[Saved entries]
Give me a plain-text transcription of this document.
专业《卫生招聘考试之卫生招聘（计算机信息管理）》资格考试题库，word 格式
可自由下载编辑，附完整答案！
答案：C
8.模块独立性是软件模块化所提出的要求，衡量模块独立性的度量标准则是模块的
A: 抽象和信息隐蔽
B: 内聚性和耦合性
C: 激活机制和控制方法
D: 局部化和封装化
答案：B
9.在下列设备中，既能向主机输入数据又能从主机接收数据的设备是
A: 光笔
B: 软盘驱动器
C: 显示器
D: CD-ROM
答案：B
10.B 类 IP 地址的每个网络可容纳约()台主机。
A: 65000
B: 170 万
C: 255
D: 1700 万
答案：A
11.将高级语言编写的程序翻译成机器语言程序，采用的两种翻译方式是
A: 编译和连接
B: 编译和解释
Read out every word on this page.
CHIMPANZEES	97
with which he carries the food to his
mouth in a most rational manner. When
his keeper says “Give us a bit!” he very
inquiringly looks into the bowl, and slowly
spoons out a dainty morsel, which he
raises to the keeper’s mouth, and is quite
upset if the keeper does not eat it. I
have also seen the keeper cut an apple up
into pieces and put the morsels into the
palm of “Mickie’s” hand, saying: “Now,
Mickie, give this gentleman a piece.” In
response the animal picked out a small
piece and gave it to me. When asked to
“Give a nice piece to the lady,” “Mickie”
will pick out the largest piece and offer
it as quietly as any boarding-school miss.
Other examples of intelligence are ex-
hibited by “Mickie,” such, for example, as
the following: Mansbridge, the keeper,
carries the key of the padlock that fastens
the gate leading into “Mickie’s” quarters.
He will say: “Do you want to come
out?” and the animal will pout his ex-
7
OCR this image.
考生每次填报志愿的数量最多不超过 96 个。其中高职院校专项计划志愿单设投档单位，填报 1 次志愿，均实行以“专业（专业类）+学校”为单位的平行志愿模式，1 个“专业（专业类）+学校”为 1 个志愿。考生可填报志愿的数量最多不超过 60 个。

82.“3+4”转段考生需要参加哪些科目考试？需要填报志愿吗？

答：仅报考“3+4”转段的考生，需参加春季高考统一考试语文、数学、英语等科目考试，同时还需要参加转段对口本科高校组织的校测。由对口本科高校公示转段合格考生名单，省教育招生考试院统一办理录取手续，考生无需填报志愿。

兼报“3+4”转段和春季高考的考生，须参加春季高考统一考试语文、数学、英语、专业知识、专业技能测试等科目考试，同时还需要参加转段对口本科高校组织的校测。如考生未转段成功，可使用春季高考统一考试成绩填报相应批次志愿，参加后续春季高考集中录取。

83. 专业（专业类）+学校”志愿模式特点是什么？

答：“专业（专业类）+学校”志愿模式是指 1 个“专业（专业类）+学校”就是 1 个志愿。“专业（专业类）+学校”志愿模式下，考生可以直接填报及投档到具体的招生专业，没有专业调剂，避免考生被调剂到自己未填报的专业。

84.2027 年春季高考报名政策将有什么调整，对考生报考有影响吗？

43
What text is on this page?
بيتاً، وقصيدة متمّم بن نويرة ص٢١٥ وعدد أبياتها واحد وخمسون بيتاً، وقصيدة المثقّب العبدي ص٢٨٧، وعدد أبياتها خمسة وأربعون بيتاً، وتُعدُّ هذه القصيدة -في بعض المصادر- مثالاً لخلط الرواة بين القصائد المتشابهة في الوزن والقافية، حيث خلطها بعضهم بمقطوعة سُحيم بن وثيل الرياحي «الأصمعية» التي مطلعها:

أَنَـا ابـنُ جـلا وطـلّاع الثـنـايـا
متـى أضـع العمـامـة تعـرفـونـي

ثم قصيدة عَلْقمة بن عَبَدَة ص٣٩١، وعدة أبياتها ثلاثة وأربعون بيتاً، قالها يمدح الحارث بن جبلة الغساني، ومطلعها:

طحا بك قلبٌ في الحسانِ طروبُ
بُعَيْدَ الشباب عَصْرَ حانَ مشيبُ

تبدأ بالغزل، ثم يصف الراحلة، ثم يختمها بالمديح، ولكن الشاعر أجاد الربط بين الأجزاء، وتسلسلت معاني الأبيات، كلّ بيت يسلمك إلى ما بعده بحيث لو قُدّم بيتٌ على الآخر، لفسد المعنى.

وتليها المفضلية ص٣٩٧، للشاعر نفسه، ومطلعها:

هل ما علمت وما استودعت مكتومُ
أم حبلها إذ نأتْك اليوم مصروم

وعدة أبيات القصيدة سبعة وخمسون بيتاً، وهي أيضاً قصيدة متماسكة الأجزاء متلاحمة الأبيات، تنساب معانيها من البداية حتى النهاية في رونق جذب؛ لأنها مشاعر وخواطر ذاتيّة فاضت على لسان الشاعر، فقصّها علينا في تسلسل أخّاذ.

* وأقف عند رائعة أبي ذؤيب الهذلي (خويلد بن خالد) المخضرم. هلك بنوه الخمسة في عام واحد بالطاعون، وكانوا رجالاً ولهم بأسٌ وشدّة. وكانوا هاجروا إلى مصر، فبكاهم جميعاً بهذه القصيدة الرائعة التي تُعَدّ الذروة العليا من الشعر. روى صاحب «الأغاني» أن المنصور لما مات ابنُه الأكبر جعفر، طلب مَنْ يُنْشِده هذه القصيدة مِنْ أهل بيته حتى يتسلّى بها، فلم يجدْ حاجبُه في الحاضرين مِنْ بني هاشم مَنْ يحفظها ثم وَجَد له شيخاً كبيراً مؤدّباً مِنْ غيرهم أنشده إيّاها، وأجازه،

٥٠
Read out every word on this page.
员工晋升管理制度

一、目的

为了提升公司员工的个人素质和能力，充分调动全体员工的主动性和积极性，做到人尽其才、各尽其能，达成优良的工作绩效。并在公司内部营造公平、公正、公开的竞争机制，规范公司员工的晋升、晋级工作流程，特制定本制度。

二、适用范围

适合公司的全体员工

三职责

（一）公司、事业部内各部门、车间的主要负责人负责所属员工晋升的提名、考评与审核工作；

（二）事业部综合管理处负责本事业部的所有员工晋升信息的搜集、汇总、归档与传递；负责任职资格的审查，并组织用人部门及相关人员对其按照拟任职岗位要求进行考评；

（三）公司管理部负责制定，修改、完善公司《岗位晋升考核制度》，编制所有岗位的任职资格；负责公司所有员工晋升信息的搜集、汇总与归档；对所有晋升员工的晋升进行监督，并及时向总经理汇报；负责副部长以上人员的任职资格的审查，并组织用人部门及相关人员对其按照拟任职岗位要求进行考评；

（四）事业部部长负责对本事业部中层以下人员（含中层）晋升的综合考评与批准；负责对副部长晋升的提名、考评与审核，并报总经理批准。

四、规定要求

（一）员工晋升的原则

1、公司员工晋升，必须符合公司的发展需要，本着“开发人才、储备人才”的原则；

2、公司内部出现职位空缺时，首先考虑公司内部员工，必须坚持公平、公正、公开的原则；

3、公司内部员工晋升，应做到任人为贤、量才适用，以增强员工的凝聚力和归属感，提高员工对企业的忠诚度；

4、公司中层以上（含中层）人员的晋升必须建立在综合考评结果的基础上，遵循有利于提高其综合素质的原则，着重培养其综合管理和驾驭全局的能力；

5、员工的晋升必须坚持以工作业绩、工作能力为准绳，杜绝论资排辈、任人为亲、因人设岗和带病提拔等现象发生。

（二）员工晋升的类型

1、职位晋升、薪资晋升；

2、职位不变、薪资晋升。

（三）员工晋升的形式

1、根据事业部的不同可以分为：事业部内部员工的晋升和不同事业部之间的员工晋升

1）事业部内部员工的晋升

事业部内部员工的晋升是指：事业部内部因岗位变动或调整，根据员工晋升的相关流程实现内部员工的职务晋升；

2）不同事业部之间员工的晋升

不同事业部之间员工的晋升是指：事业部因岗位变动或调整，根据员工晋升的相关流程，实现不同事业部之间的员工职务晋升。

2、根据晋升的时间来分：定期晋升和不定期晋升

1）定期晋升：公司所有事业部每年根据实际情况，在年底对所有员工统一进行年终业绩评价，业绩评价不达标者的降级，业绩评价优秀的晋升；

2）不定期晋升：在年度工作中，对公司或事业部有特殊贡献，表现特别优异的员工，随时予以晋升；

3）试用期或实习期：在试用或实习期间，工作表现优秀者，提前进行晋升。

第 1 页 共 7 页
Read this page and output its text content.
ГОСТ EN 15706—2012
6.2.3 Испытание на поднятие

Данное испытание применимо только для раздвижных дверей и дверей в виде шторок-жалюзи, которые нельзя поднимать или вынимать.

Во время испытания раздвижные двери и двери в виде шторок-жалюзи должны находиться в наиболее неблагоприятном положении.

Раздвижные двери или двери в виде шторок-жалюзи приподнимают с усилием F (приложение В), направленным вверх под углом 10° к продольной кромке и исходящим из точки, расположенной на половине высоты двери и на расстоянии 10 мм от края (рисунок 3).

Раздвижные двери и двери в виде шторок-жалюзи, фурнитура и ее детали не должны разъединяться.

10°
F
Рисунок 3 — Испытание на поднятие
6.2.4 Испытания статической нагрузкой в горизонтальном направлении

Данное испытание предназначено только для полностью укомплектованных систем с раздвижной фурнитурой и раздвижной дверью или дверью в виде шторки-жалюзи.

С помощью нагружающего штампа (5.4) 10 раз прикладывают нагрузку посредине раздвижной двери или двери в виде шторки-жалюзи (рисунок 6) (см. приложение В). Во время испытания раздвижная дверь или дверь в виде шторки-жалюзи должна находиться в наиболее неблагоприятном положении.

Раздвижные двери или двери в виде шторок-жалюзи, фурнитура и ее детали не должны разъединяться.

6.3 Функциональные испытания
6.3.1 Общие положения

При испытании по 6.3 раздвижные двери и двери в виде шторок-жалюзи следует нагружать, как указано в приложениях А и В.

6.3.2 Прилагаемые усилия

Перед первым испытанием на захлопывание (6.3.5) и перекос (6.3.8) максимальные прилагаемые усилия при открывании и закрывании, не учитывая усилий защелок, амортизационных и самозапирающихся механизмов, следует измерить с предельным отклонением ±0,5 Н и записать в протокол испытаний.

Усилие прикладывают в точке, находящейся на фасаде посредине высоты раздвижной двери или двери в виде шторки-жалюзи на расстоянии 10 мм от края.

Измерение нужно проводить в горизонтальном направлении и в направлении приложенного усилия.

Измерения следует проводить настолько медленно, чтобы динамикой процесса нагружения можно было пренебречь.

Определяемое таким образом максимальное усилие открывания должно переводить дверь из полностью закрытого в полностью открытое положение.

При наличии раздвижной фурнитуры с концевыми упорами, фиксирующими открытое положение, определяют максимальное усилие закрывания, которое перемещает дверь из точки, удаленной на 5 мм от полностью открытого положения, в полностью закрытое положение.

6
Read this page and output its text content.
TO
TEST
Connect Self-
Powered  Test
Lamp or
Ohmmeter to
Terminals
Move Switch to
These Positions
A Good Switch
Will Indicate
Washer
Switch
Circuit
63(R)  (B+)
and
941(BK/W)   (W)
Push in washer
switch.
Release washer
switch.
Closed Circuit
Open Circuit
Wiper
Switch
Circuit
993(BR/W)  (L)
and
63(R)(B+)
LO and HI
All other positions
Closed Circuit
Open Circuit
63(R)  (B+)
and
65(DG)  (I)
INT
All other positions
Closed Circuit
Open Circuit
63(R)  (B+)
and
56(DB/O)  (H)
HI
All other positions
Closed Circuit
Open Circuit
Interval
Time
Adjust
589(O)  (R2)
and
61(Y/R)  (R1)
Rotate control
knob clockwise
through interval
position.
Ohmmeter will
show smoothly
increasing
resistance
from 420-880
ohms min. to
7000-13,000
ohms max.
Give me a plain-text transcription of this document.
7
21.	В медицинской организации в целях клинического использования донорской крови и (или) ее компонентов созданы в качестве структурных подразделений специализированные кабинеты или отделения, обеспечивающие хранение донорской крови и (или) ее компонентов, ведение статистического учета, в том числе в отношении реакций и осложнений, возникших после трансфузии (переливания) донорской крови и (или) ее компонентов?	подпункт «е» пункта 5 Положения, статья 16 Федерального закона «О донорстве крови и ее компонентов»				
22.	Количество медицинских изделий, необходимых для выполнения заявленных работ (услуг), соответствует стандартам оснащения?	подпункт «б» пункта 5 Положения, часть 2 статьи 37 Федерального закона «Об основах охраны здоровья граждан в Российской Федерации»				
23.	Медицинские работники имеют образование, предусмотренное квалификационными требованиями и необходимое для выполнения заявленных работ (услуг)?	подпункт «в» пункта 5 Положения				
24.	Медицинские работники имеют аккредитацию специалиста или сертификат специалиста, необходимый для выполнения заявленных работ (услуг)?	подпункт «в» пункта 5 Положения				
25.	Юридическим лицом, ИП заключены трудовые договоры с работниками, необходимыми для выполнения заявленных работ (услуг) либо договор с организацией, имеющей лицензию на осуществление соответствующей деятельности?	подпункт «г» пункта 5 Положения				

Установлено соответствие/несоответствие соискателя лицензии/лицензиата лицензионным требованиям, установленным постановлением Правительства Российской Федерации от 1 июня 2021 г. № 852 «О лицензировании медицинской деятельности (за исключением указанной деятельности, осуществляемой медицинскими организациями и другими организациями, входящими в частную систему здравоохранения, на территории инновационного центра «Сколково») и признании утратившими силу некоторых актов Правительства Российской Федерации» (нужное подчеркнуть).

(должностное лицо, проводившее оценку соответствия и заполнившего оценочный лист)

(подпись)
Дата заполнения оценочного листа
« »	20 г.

Given instruction:
Scan the material above for the word "الأجزاء". Copy each line where it occurs.

Correct output:
تبدأ بالغزل، ثم يصف الراحلة، ثم يختمها بالمديح، ولكن الشاعر أجاد الربط بين الأجزاء، وتسلسلت معاني الأبيات، كلّ بيت يسلمك إلى ما بعده بحيث لو قُدّم بيتٌ على الآخر، لفسد المعنى.
وعدة أبيات القصيدة سبعة وخمسون بيتاً، وهي أيضاً قصيدة متماسكة الأجزاء متلاحمة الأبيات، تنساب معانيها من البداية حتى النهاية في رونق جذب؛ لأنها مشاعر وخواطر ذاتيّة فاضت على لسان الشاعر، فقصّها علينا في تسلسل أخّاذ.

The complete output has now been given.